§ The request
Every entry should be repeated exactly. Omit the pictures.

***** Records for this task *****

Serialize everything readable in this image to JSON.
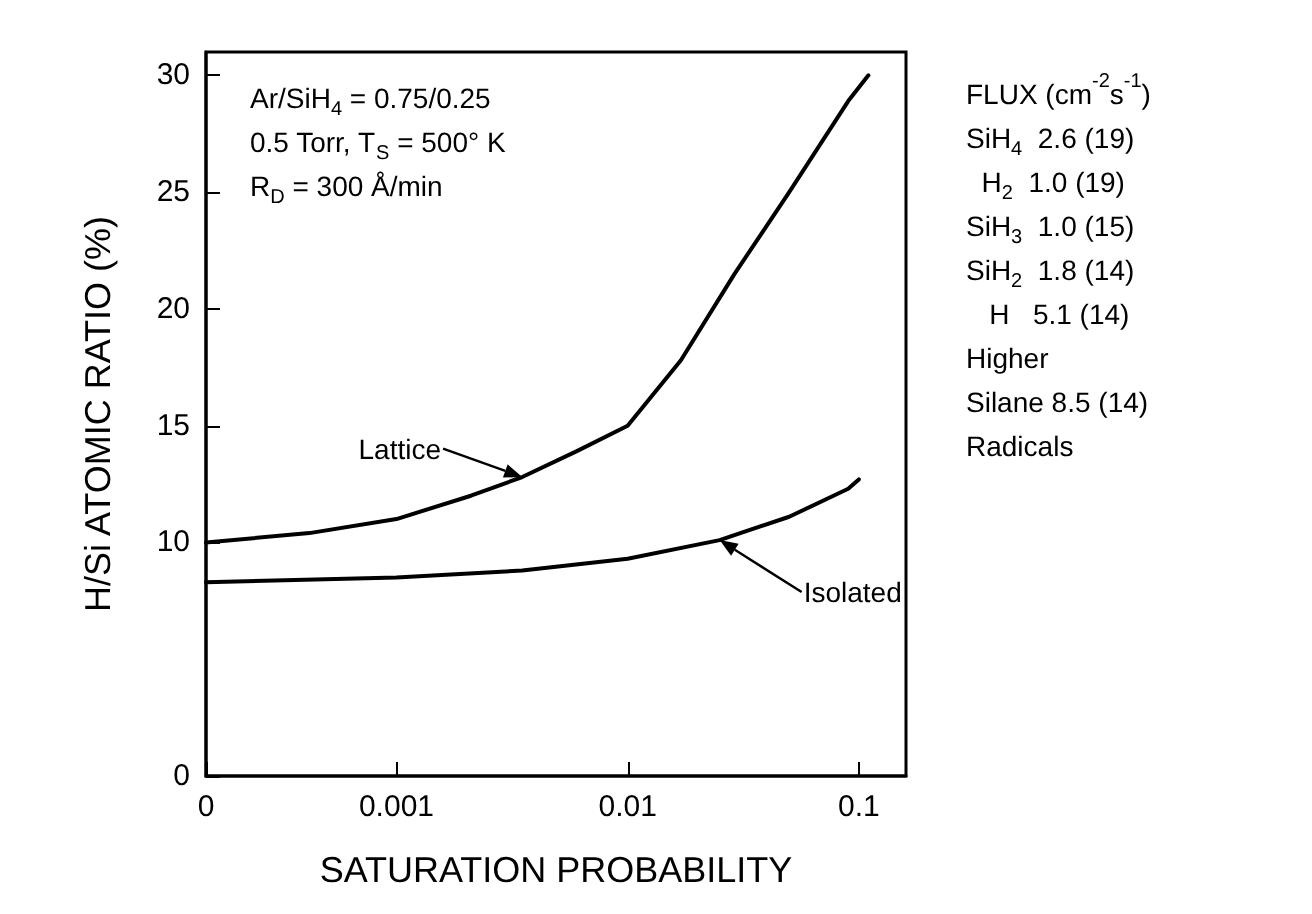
{
  "chart_data": {
    "type": "line",
    "xlabel": "SATURATION PROBABILITY",
    "ylabel": "H/Si ATOMIC RATIO (%)",
    "log": "x",
    "xlim": [
      0.00015,
      0.16
    ],
    "xticks": [
      {
        "value": 0.00015,
        "label": "0"
      },
      0.001,
      0.01,
      0.1
    ],
    "ylim": [
      0,
      31
    ],
    "yticks": [
      0,
      10,
      15,
      20,
      25,
      30
    ],
    "grid": false,
    "series": [
      {
        "color": "#000000",
        "x": [
          0.00015,
          0.00042,
          0.001,
          0.0021,
          0.0035,
          0.006,
          0.01,
          0.017,
          0.029,
          0.05,
          0.09,
          0.11
        ],
        "values": [
          10.0,
          10.4,
          11.0,
          12.0,
          12.8,
          13.9,
          15.0,
          17.8,
          21.5,
          25.0,
          28.9,
          30.0
        ]
      },
      {
        "color": "#000000",
        "x": [
          0.00015,
          0.001,
          0.0035,
          0.01,
          0.025,
          0.05,
          0.09,
          0.1
        ],
        "values": [
          8.3,
          8.5,
          8.8,
          9.3,
          10.1,
          11.1,
          12.3,
          12.7
        ]
      }
    ],
    "annotations": [
      "Ar/SiH$_{4}$ = 0.75/0.25\n0.5 Torr, T$_{S}$ = 500° K\nR$_{D}$ = 300 Å/min",
      "FLUX (cm$^{-2}$s$^{-1}$)\nSiH$_{4}$  2.6 (19)\n  H$_{2}$  1.0 (19)\nSiH$_{3}$  1.0 (15)\nSiH$_{2}$  1.8 (14)\n   H   5.1 (14)\nHigher\nSilane 8.5 (14)\nRadicals",
      {
        "text": "Lattice",
        "x": 0.0035,
        "y": 12.8
      },
      {
        "text": "Isolated",
        "x": 0.025,
        "y": 10.1
      }
    ]
  }
}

*****

§ The reply
Serialize everything readable in this image to JSON.
{
  "chart_data": {
    "type": "line",
    "xlabel": "SATURATION PROBABILITY",
    "ylabel": "H/Si ATOMIC RATIO (%)",
    "log": "x",
    "xlim": [
      0.00015,
      0.16
    ],
    "xticks": [
      {
        "value": 0.00015,
        "label": "0"
      },
      0.001,
      0.01,
      0.1
    ],
    "ylim": [
      0,
      31
    ],
    "yticks": [
      0,
      10,
      15,
      20,
      25,
      30
    ],
    "grid": false,
    "series": [
      {
        "color": "#000000",
        "x": [
          0.00015,
          0.00042,
          0.001,
          0.0021,
          0.0035,
          0.006,
          0.01,
          0.017,
          0.029,
          0.05,
          0.09,
          0.11
        ],
        "values": [
          10.0,
          10.4,
          11.0,
          12.0,
          12.8,
          13.9,
          15.0,
          17.8,
          21.5,
          25.0,
          28.9,
          30.0
        ]
      },
      {
        "color": "#000000",
        "x": [
          0.00015,
          0.001,
          0.0035,
          0.01,
          0.025,
          0.05,
          0.09,
          0.1
        ],
        "values": [
          8.3,
          8.5,
          8.8,
          9.3,
          10.1,
          11.1,
          12.3,
          12.7
        ]
      }
    ],
    "annotations": [
      "Ar/SiH$_{4}$ = 0.75/0.25\n0.5 Torr, T$_{S}$ = 500° K\nR$_{D}$ = 300 Å/min",
      "FLUX (cm$^{-2}$s$^{-1}$)\nSiH$_{4}$  2.6 (19)\n  H$_{2}$  1.0 (19)\nSiH$_{3}$  1.0 (15)\nSiH$_{2}$  1.8 (14)\n   H   5.1 (14)\nHigher\nSilane 8.5 (14)\nRadicals",
      {
        "text": "Lattice",
        "x": 0.0035,
        "y": 12.8
      },
      {
        "text": "Isolated",
        "x": 0.025,
        "y": 10.1
      }
    ]
  }
}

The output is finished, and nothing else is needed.